This article was first published on the ‘Conversation’ website: We are grateful for permission to republish it here.
Mechanisation. Robots. The digital economy. The gig economy. The sharing economy. The world of work is changing but our creaky welfare system is still based on a 20th-century model of work, designed when soldiers were returning from fighting World War II.
Then, memories of the great depression of the 1920s were still fresh – and all political parties agreed that, after four hard years of pulling together in the national interest, a return to the Hungry Thirties wasn’t an option. Returning heroes deserved proper jobs – and proper jobs were conceived as permanent and full-time, with regular hours that paid enough to allow the worker (presumed to be a man) to support a stay-at-home wife who would look after the family.
The National Insurance system was designed to provide assistance in the case of temporary calamities – an accident, an illness, or an employer going bust. A welfare claimant was seen simply as somebody who had fallen (temporarily) on hard times – benefits were a right.
As the years have passed it has become clear that the ideal template of the proper job, worker and family that underpins this model didn’t always fit the reality. Some jobs were low-paid and casual, some women refused to stay at home or couldn’t afford to, families broke up or never formed in the first place. Economic restructuring that began in the 1970s led to the disappearance of whole industries, creating ghost towns where once there had been mines, mills or shipyards. Suddenly life on the dole looked worryingly long-term.

### Problems
• 1. Repeat the listing word for word, from its first line through the line containing "Point xyxy=(197,680,219,694)".
• 2. Pick up the article on the welfare system and the changing world of work, and continue it from its last sentence.

Portion of a data file:
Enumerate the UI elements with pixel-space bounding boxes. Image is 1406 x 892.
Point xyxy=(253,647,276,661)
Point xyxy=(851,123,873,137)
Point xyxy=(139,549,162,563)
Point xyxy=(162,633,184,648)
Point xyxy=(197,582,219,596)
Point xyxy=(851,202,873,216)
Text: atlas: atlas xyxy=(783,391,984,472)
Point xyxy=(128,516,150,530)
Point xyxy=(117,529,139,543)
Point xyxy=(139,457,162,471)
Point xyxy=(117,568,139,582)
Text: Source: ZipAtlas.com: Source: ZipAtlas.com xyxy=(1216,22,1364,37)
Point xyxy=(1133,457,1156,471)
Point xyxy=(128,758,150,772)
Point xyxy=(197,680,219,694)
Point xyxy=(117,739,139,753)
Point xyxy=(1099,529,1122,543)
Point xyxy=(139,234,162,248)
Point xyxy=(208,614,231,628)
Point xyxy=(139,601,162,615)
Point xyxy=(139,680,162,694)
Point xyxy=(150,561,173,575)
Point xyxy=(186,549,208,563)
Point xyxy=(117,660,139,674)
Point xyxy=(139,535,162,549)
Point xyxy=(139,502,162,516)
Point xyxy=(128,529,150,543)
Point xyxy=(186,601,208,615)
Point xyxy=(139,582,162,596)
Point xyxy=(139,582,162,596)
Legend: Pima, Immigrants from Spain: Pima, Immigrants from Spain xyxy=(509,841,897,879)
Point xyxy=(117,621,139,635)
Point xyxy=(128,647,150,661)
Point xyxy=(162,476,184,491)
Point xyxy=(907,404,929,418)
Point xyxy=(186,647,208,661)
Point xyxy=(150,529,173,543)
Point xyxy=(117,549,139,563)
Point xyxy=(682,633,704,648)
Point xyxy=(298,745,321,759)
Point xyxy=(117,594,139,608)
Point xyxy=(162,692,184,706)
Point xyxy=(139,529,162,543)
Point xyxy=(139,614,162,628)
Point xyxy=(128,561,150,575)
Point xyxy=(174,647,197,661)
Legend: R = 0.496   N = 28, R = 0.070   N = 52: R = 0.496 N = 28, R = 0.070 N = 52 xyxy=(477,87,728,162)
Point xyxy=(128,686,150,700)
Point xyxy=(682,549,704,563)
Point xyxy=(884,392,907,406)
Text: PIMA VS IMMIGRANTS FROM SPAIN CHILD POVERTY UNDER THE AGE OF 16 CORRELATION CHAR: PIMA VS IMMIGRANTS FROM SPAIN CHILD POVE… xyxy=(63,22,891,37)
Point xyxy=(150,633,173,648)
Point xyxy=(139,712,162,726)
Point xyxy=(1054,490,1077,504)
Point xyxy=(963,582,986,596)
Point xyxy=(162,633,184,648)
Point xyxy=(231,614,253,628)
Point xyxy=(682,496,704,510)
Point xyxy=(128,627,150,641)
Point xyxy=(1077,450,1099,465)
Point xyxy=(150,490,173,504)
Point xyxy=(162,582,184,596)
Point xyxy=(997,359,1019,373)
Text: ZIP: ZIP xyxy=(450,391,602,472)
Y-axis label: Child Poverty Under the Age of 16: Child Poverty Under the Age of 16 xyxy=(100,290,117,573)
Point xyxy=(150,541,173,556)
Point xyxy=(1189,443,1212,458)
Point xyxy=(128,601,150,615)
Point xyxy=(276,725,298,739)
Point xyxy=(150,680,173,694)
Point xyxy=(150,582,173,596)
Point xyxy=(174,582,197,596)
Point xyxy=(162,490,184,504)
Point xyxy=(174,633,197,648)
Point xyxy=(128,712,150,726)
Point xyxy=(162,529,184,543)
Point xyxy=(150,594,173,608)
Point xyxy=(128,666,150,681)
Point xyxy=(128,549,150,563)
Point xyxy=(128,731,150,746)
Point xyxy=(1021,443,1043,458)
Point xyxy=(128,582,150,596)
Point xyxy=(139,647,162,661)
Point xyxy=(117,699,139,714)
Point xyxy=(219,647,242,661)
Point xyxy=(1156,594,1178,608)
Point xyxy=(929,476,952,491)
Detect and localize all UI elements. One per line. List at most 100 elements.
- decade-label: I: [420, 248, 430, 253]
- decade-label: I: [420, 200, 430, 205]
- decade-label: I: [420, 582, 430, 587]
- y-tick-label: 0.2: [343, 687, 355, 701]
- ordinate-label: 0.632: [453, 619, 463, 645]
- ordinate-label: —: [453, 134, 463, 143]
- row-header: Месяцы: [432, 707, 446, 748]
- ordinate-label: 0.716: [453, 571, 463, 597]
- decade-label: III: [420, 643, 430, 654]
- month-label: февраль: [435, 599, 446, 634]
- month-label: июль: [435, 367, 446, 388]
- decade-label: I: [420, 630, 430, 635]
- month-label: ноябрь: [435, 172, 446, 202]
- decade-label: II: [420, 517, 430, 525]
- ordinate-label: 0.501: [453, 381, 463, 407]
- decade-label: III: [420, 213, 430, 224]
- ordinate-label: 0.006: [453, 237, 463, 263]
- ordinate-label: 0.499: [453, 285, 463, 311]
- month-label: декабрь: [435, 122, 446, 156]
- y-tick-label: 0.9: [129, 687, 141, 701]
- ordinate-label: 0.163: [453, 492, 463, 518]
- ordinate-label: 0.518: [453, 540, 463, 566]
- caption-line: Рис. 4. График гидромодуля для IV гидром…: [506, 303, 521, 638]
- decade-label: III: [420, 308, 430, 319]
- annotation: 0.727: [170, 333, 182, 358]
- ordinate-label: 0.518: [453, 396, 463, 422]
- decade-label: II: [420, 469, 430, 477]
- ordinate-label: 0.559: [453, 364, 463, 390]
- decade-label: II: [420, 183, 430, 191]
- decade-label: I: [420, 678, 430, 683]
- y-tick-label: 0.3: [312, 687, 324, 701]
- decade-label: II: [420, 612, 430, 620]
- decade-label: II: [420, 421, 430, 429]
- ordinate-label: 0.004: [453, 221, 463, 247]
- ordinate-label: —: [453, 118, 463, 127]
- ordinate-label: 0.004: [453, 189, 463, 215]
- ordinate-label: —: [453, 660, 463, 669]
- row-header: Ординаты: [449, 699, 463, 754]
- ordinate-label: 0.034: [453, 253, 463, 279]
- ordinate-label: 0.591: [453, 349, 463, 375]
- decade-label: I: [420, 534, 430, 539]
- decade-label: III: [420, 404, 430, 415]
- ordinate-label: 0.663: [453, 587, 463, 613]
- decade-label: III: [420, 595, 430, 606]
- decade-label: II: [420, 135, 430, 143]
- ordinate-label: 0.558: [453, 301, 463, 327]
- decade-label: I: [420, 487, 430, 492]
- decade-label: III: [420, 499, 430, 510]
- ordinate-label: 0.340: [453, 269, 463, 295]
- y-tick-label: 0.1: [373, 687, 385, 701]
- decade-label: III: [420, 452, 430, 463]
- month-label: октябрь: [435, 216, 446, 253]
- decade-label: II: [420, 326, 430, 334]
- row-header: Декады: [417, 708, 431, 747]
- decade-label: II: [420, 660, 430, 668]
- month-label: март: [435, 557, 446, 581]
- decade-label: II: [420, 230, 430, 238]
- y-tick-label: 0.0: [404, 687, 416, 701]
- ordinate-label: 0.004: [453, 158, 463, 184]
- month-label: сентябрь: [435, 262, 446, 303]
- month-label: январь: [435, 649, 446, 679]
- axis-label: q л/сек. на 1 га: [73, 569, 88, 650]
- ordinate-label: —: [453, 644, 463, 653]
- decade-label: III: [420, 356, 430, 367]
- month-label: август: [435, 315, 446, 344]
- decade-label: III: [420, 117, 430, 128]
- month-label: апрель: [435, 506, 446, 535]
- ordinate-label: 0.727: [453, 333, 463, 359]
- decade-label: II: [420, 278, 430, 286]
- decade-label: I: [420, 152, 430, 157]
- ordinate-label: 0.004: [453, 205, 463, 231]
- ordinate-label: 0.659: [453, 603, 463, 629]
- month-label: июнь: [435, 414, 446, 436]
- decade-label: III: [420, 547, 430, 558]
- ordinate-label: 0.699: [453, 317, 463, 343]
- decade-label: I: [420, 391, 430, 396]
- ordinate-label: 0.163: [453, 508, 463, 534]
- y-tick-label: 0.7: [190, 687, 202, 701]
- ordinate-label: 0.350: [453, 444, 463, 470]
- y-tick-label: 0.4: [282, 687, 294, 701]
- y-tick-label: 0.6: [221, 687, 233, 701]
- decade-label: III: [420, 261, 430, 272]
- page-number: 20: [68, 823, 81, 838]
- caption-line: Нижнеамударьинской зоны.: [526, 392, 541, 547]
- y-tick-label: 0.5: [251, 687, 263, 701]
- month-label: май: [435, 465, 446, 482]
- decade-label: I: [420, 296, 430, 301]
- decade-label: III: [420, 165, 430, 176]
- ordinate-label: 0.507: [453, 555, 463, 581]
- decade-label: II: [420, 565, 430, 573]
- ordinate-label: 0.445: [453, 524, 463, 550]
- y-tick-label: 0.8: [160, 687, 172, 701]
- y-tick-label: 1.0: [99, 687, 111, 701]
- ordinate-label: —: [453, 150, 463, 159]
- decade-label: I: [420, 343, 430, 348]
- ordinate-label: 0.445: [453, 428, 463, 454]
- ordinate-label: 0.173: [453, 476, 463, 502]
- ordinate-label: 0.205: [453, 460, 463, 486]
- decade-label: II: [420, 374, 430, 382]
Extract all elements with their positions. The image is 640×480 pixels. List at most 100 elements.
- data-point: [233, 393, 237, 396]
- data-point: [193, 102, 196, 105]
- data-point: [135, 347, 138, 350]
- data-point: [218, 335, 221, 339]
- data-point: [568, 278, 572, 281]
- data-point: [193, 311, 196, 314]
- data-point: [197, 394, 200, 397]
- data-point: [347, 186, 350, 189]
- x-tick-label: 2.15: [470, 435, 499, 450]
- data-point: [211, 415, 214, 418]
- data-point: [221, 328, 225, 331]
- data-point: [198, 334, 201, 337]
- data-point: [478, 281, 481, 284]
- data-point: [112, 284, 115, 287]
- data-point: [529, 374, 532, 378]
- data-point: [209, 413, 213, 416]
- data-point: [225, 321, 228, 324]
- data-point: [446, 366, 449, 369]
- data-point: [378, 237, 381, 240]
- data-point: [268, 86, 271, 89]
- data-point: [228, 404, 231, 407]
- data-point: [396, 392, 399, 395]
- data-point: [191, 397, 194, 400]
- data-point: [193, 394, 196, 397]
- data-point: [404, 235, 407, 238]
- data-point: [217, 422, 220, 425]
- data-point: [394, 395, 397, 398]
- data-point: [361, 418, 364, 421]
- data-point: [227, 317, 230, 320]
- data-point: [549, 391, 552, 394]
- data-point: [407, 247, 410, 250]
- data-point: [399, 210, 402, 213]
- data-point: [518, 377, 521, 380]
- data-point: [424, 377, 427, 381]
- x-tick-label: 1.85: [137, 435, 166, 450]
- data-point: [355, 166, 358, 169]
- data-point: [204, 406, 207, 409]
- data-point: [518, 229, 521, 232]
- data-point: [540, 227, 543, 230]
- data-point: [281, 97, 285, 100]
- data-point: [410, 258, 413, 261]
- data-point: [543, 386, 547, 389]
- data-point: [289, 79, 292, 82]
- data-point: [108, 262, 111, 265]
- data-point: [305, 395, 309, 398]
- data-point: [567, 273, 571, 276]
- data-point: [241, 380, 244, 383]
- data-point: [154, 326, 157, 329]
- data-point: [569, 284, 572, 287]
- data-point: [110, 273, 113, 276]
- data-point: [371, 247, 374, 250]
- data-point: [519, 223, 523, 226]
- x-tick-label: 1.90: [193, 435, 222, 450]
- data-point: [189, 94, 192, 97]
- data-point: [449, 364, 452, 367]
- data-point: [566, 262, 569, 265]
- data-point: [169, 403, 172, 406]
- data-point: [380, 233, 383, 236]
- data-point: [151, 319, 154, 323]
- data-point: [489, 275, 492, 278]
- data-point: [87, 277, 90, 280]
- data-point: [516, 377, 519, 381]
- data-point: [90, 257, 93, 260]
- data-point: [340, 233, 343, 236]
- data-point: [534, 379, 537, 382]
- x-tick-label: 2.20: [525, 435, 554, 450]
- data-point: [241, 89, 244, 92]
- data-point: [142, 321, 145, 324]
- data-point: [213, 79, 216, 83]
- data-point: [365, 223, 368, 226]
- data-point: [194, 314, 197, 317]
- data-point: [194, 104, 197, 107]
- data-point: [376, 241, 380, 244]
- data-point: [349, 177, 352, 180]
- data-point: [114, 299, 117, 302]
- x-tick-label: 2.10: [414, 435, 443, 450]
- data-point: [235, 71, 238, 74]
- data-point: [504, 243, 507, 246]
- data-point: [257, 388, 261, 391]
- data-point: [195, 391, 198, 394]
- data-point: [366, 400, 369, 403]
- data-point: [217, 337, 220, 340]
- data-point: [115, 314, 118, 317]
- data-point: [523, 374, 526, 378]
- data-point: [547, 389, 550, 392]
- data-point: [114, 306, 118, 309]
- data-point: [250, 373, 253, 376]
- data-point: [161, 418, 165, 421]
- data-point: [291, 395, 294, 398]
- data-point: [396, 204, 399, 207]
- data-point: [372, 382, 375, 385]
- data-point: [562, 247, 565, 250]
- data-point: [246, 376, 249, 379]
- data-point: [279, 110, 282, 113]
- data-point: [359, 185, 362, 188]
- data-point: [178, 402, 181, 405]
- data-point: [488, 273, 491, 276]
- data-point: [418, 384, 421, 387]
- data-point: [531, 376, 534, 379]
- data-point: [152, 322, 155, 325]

### Written answers
• 1.
Enumerate the UI elements with pixel-space bounding boxes. Image is 1406 x 892.
Point xyxy=(253,647,276,661)
Point xyxy=(851,123,873,137)
Point xyxy=(139,549,162,563)
Point xyxy=(162,633,184,648)
Point xyxy=(197,582,219,596)
Point xyxy=(851,202,873,216)
Text: atlas: atlas xyxy=(783,391,984,472)
Point xyxy=(128,516,150,530)
Point xyxy=(117,529,139,543)
Point xyxy=(139,457,162,471)
Point xyxy=(117,568,139,582)
Text: Source: ZipAtlas.com: Source: ZipAtlas.com xyxy=(1216,22,1364,37)
Point xyxy=(1133,457,1156,471)
Point xyxy=(128,758,150,772)
Point xyxy=(197,680,219,694)

• 2.
Fast forward 70 years and we find a labour market that would be completely unrecognisable to a time traveller from the 1940s. When and how men and women work has been transformed. Even those who still have regular 40-hours-a-week contracts may be expected to carry their work around with them, checking emails on their phone and taking calls wherever they happen to be. Others may be on zero-hours or temporary contracts, employed through agencies or online platforms, summoned unpredictably to work at a moment’s notice via an app on a smartphone, or doing interminable unpaid internships before they can hope to receive a salary.
Moving with the times
For workers hovering precariously on the edge of survival trying to patch together a livelihood from multiple jobs, never sure when the next piece of work or income will show up, a benefits system in which the only categories are “employed” or “seeking work” is of little help. At the same time, daytime television programmes such as Saints and Scroungers, Benefits Britain: Life on the Dole, and Benefits Street drive home the message that there is no middle ground: you are either a hardworking taxpayer, or a lazy scrounger. In times of austerity, when governments aim to save money wherever they can, this is a convenient message. But the reality is not so simple.
Many workers are not taxpayers – they actually receive money from the state to top up wages that are too low to live on. The proportion of spending on benefits for unemployed people is relatively tiny – for every pound paid out in Jobseekers Allowance in 2013, five were paid out in working-age tax credits to top up workers’ earnings. Tax credits are not really so much a subsidy to workers as to their stingy employers who get away with paying below-subsistence wages in the knowledge that the taxpayer will stump up the rest.
The current benefit system seems to have reinvented the 19th-century categories of “deserving” and “undeserving” poor, using the carcass of the 20th-century welfare state as an administrative framework. But neither 19th-century values nor 20th-century structures are fit for purpose in the fluid, just-in-time conditions of 21st-century labour markets and an unpredictable, digital, globalised economy.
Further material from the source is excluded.